- [Request]:
Copy every line of the records below character for character, keeping the original order.

- [Input rows]:

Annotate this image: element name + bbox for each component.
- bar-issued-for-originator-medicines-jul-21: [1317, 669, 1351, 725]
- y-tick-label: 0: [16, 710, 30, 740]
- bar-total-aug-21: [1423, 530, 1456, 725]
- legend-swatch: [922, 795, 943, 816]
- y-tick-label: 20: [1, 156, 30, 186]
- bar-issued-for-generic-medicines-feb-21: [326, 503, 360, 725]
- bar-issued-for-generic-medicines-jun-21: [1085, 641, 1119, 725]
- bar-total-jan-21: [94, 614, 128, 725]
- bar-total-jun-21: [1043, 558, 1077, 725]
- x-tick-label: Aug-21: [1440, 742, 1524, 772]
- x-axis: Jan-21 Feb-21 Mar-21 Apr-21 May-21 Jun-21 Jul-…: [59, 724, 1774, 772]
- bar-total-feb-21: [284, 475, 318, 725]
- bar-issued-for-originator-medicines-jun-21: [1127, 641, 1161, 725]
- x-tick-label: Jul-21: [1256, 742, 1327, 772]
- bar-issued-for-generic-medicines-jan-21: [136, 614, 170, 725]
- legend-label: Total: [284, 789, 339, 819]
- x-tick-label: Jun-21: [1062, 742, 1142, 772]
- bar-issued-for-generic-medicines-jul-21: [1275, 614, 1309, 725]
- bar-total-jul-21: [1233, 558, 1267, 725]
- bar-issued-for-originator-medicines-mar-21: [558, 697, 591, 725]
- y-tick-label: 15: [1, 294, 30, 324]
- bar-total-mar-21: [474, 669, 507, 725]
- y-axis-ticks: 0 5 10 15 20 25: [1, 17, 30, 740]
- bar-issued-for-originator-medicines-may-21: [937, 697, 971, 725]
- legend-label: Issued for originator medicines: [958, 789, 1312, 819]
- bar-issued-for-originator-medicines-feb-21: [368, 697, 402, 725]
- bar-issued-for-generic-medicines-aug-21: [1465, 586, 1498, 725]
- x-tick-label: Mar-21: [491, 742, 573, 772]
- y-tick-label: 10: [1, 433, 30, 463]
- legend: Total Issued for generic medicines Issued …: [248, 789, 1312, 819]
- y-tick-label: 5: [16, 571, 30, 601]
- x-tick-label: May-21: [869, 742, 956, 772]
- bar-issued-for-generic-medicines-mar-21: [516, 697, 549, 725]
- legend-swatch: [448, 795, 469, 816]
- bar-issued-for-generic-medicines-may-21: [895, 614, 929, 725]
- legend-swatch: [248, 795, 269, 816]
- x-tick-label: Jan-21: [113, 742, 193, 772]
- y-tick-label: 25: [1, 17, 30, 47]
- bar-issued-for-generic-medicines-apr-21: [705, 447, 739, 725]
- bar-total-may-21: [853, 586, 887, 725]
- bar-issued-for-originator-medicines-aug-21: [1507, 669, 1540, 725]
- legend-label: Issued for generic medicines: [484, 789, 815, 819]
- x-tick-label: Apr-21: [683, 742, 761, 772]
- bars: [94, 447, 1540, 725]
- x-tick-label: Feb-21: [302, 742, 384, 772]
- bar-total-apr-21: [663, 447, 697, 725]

- [Complete answer]:
Annotate this image: element name + bbox for each component.
- bar-issued-for-originator-medicines-jul-21: [1317, 669, 1351, 725]
- y-tick-label: 0: [16, 710, 30, 740]
- bar-total-aug-21: [1423, 530, 1456, 725]
- legend-swatch: [922, 795, 943, 816]
- y-tick-label: 20: [1, 156, 30, 186]
- bar-issued-for-generic-medicines-feb-21: [326, 503, 360, 725]
- bar-issued-for-generic-medicines-jun-21: [1085, 641, 1119, 725]
- bar-total-jan-21: [94, 614, 128, 725]
- bar-total-jun-21: [1043, 558, 1077, 725]
- x-tick-label: Aug-21: [1440, 742, 1524, 772]
- x-axis: Jan-21 Feb-21 Mar-21 Apr-21 May-21 Jun-21 Jul-…: [59, 724, 1774, 772]
- bar-total-feb-21: [284, 475, 318, 725]
- bar-issued-for-originator-medicines-jun-21: [1127, 641, 1161, 725]
- x-tick-label: Jul-21: [1256, 742, 1327, 772]
- bar-issued-for-generic-medicines-jan-21: [136, 614, 170, 725]
- legend-label: Total: [284, 789, 339, 819]
- x-tick-label: Jun-21: [1062, 742, 1142, 772]
- bar-issued-for-generic-medicines-jul-21: [1275, 614, 1309, 725]
- bar-total-jul-21: [1233, 558, 1267, 725]
- bar-issued-for-originator-medicines-mar-21: [558, 697, 591, 725]
- y-tick-label: 15: [1, 294, 30, 324]
- bar-total-mar-21: [474, 669, 507, 725]
- y-axis-ticks: 0 5 10 15 20 25: [1, 17, 30, 740]
- bar-issued-for-originator-medicines-may-21: [937, 697, 971, 725]
- legend-label: Issued for originator medicines: [958, 789, 1312, 819]
- bar-issued-for-originator-medicines-feb-21: [368, 697, 402, 725]
- bar-issued-for-generic-medicines-aug-21: [1465, 586, 1498, 725]
- x-tick-label: Mar-21: [491, 742, 573, 772]
- y-tick-label: 10: [1, 433, 30, 463]
- legend: Total Issued for generic medicines Issued …: [248, 789, 1312, 819]
- y-tick-label: 5: [16, 571, 30, 601]
- x-tick-label: May-21: [869, 742, 956, 772]
- bar-issued-for-generic-medicines-mar-21: [516, 697, 549, 725]
- legend-swatch: [448, 795, 469, 816]
- bar-issued-for-generic-medicines-may-21: [895, 614, 929, 725]
- legend-swatch: [248, 795, 269, 816]
- x-tick-label: Jan-21: [113, 742, 193, 772]
- y-tick-label: 25: [1, 17, 30, 47]
- bar-issued-for-generic-medicines-apr-21: [705, 447, 739, 725]
- bar-total-may-21: [853, 586, 887, 725]
- bar-issued-for-originator-medicines-aug-21: [1507, 669, 1540, 725]
- legend-label: Issued for generic medicines: [484, 789, 815, 819]
- x-tick-label: Apr-21: [683, 742, 761, 772]
- bars: [94, 447, 1540, 725]
- x-tick-label: Feb-21: [302, 742, 384, 772]
- bar-total-apr-21: [663, 447, 697, 725]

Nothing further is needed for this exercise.